▸ **DATA SUPPLIED**

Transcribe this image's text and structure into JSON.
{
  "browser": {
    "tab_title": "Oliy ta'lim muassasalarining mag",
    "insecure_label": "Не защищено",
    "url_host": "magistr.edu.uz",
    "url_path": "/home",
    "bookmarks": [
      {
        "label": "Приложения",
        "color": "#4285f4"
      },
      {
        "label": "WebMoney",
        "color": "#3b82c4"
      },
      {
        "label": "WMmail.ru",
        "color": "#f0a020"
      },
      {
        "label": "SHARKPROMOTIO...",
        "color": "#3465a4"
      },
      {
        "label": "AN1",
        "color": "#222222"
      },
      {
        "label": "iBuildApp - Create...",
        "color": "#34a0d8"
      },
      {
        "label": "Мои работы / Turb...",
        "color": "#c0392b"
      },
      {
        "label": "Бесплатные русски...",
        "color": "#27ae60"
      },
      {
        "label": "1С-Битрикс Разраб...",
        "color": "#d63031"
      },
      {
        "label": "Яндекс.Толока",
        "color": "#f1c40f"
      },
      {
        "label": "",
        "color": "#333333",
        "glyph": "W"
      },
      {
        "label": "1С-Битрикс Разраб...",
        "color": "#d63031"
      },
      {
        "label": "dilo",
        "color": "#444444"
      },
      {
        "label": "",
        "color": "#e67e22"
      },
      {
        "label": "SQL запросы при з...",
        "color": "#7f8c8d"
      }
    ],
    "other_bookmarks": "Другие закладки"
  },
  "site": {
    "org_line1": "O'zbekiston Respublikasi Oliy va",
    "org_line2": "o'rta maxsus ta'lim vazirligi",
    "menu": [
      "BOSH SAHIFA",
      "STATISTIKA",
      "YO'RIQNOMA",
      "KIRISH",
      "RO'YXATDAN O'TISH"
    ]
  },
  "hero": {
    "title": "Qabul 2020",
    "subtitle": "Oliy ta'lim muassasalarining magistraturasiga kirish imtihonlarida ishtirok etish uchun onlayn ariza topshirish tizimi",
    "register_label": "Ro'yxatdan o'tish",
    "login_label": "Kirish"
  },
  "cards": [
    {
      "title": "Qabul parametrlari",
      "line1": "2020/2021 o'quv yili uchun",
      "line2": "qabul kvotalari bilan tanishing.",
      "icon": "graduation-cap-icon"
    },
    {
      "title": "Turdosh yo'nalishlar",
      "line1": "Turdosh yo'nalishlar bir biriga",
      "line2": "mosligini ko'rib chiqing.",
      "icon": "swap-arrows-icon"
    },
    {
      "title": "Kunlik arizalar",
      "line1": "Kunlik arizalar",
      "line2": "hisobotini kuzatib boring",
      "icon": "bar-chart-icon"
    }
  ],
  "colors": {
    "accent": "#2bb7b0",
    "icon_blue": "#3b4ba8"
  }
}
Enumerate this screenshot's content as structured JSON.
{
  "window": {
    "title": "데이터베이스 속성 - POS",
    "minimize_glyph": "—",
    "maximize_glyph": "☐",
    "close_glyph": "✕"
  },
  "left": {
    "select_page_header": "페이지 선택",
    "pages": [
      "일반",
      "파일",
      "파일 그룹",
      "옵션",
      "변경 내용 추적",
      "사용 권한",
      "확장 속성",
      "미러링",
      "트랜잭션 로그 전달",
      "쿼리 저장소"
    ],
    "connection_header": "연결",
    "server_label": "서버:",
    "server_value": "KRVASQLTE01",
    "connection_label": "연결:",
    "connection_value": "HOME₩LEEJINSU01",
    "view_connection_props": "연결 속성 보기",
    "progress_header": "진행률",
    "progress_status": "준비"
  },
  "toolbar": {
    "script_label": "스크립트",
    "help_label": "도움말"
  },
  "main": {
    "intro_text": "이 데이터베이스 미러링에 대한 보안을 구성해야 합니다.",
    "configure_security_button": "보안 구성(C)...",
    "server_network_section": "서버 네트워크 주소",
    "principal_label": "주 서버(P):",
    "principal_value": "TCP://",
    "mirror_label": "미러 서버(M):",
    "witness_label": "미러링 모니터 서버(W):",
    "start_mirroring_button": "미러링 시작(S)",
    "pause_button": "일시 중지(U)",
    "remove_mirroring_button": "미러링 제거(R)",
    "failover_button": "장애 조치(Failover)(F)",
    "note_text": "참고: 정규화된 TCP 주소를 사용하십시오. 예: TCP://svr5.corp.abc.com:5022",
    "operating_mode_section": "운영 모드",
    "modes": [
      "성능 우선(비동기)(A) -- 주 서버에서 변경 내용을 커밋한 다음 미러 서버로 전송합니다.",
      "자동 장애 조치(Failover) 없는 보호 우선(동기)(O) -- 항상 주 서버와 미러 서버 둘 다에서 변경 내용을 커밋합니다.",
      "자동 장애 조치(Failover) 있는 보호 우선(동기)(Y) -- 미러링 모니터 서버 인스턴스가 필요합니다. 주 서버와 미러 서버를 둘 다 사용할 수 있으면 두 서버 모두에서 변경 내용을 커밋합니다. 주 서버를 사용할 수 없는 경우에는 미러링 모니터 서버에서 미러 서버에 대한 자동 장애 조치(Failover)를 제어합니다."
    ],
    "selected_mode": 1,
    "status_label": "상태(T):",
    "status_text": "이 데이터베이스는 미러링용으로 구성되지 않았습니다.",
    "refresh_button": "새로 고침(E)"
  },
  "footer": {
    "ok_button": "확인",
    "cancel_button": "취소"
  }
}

▸ **TASK DIRECTIONS**
List the lines that contain the word "서버에서".

▸ **COMPLETED EXERCISE**
      "성능 우선(비동기)(A) -- 주 서버에서 변경 내용을 커밋한 다음 미러 서버로 전송합니다.",
      "자동 장애 조치(Failover) 있는 보호 우선(동기)(Y) -- 미러링 모니터 서버 인스턴스가 필요합니다. 주 서버와 미러 서버를 둘 다 사용할 수 있으면 두 서버 모두에서 변경 내용을 커밋합니다. 주 서버를 사용할 수 없는 경우에는 미러링 모니터 서버에서 미러 서버에 대한 자동 장애 조치(Failover)를 제어합니다."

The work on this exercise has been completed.